◆ Problem requirements:
Images are not part of the copy; write out the rest of the data exactly as given.

◆ Entries supplied:

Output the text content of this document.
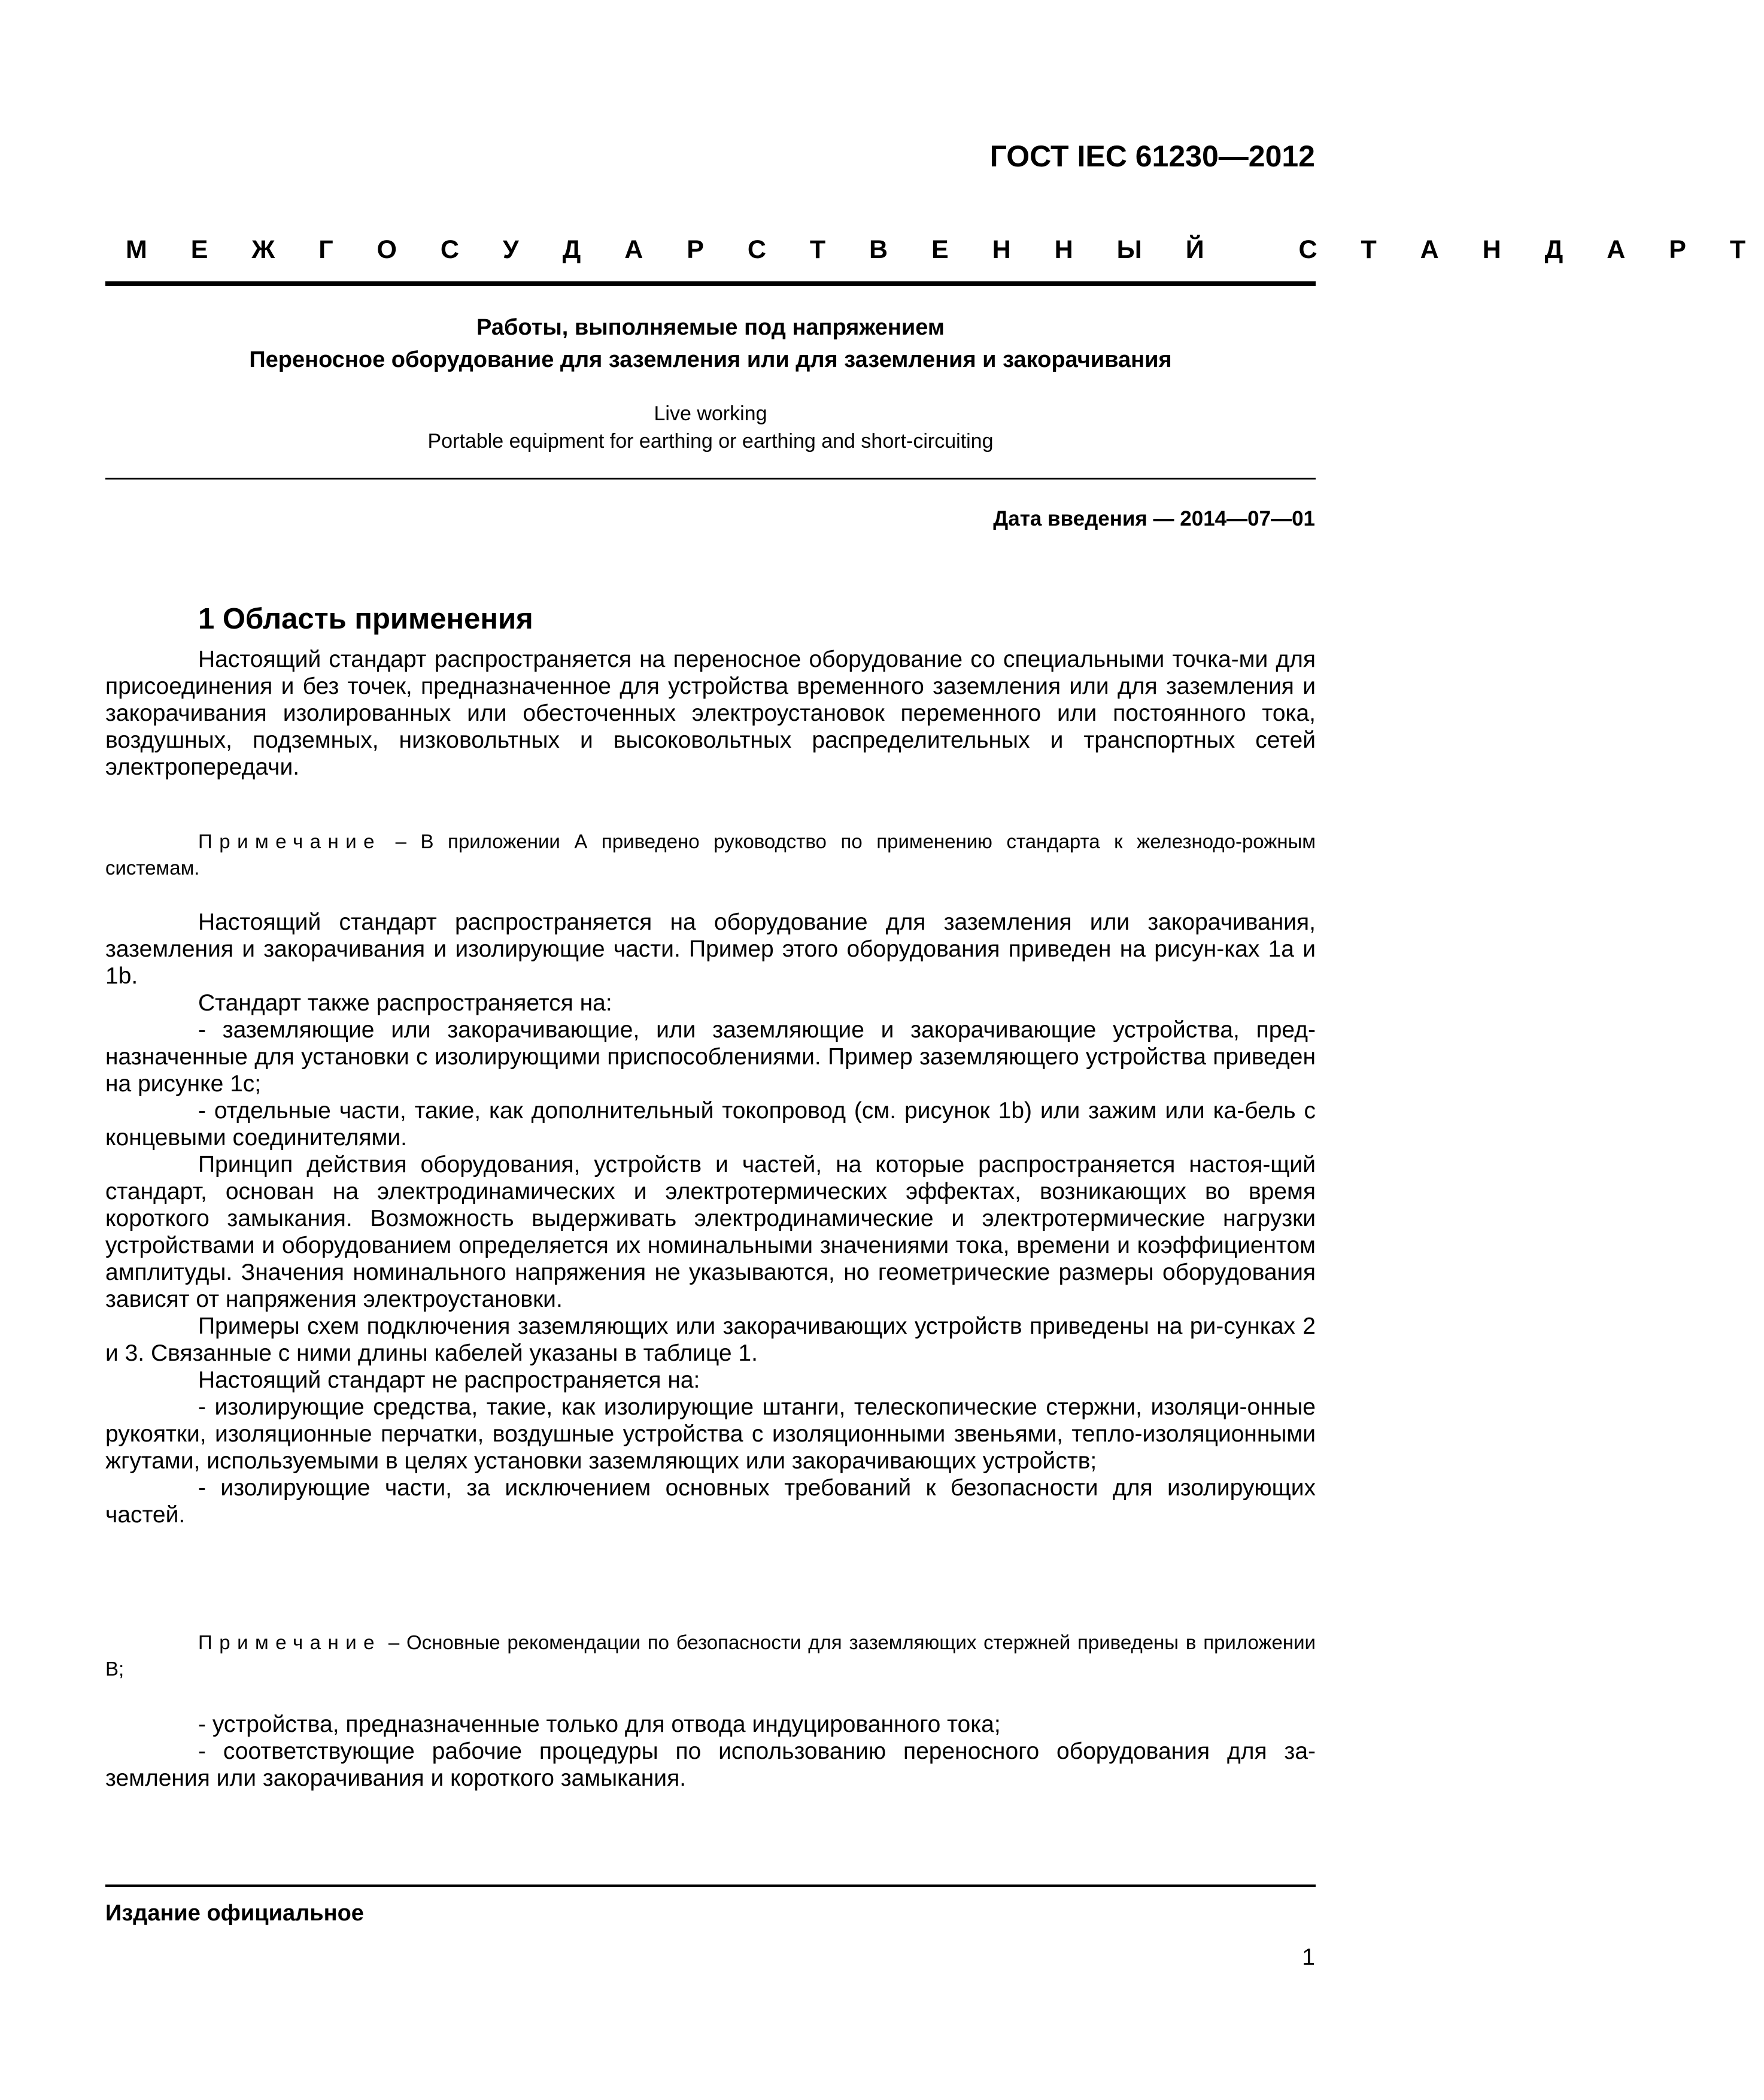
ГОСТ IEC 61230—2012
М Е Ж Г О С У Д А Р С Т В Е Н Н Ы Й   С Т А Н Д А Р Т
Работы, выполняемые под напряжением
Переносное оборудование для заземления или для заземления и закорачивания
Live working
Portable equipment for earthing or earthing and short-circuiting
Дата введения — 2014—07—01
1 Область применения

Настоящий стандарт распространяется на переносное оборудование со специальными точка-ми для присоединения и без точек, предназначенное для устройства временного заземления или для заземления и закорачивания изолированных или обесточенных электроустановок переменного или постоянного тока, воздушных, подземных, низковольтных и высоковольтных распределительных и транспортных сетей электропередачи.

Примечание – В приложении А приведено руководство по применению стандарта к железнодо-рожным системам.

Настоящий стандарт распространяется на оборудование для заземления или закорачивания, заземления и закорачивания и изолирующие части. Пример этого оборудования приведен на рисун-ках 1а и 1b.

Стандарт также распространяется на:

- заземляющие или закорачивающие, или заземляющие и закорачивающие устройства, пред-назначенные для установки с изолирующими приспособлениями. Пример заземляющего устройства приведен на рисунке 1с;

- отдельные части, такие, как дополнительный токопровод (см. рисунок 1b) или зажим или ка-бель с концевыми соединителями.

Принцип действия оборудования, устройств и частей, на которые распространяется настоя-щий стандарт, основан на электродинамических и электротермических эффектах, возникающих во время короткого замыкания. Возможность выдерживать электродинамические и электротермические нагрузки устройствами и оборудованием определяется их номинальными значениями тока, времени и коэффициентом амплитуды. Значения номинального напряжения не указываются, но геометрические размеры оборудования зависят от напряжения электроустановки.

Примеры схем подключения заземляющих или закорачивающих устройств приведены на ри-сунках 2 и 3. Связанные с ними длины кабелей указаны в таблице 1.

Настоящий стандарт не распространяется на:

- изолирующие средства, такие, как изолирующие штанги, телескопические стержни, изоляци-онные рукоятки, изоляционные перчатки, воздушные устройства с изоляционными звеньями, тепло-изоляционными жгутами, используемыми в целях установки заземляющих или закорачивающих устройств;

- изолирующие части, за исключением основных требований к безопасности для изолирующих частей.

Примечание – Основные рекомендации по безопасности для заземляющих стержней приведены в приложении В;

- устройства, предназначенные только для отвода индуцированного тока;

- соответствующие рабочие процедуры по использованию переносного оборудования для за-земления или закорачивания и короткого замыкания.

Издание официальное
1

◆ Response for this exercise:
Output the text content of this document.
ГОСТ IEC 61230—2012
М Е Ж Г О С У Д А Р С Т В Е Н Н Ы Й   С Т А Н Д А Р Т
Работы, выполняемые под напряжением
Переносное оборудование для заземления или для заземления и закорачивания
Live working
Portable equipment for earthing or earthing and short-circuiting
Дата введения — 2014—07—01
1 Область применения

Настоящий стандарт распространяется на переносное оборудование со специальными точка-ми для присоединения и без точек, предназначенное для устройства временного заземления или для заземления и закорачивания изолированных или обесточенных электроустановок переменного или постоянного тока, воздушных, подземных, низковольтных и высоковольтных распределительных и транспортных сетей электропередачи.

Примечание – В приложении А приведено руководство по применению стандарта к железнодо-рожным системам.

Настоящий стандарт распространяется на оборудование для заземления или закорачивания, заземления и закорачивания и изолирующие части. Пример этого оборудования приведен на рисун-ках 1а и 1b.

Стандарт также распространяется на:

- заземляющие или закорачивающие, или заземляющие и закорачивающие устройства, пред-назначенные для установки с изолирующими приспособлениями. Пример заземляющего устройства приведен на рисунке 1с;

- отдельные части, такие, как дополнительный токопровод (см. рисунок 1b) или зажим или ка-бель с концевыми соединителями.

Принцип действия оборудования, устройств и частей, на которые распространяется настоя-щий стандарт, основан на электродинамических и электротермических эффектах, возникающих во время короткого замыкания. Возможность выдерживать электродинамические и электротермические нагрузки устройствами и оборудованием определяется их номинальными значениями тока, времени и коэффициентом амплитуды. Значения номинального напряжения не указываются, но геометрические размеры оборудования зависят от напряжения электроустановки.

Примеры схем подключения заземляющих или закорачивающих устройств приведены на ри-сунках 2 и 3. Связанные с ними длины кабелей указаны в таблице 1.

Настоящий стандарт не распространяется на:

- изолирующие средства, такие, как изолирующие штанги, телескопические стержни, изоляци-онные рукоятки, изоляционные перчатки, воздушные устройства с изоляционными звеньями, тепло-изоляционными жгутами, используемыми в целях установки заземляющих или закорачивающих устройств;

- изолирующие части, за исключением основных требований к безопасности для изолирующих частей.

Примечание – Основные рекомендации по безопасности для заземляющих стержней приведены в приложении В;

- устройства, предназначенные только для отвода индуцированного тока;

- соответствующие рабочие процедуры по использованию переносного оборудования для за-земления или закорачивания и короткого замыкания.

Издание официальное
1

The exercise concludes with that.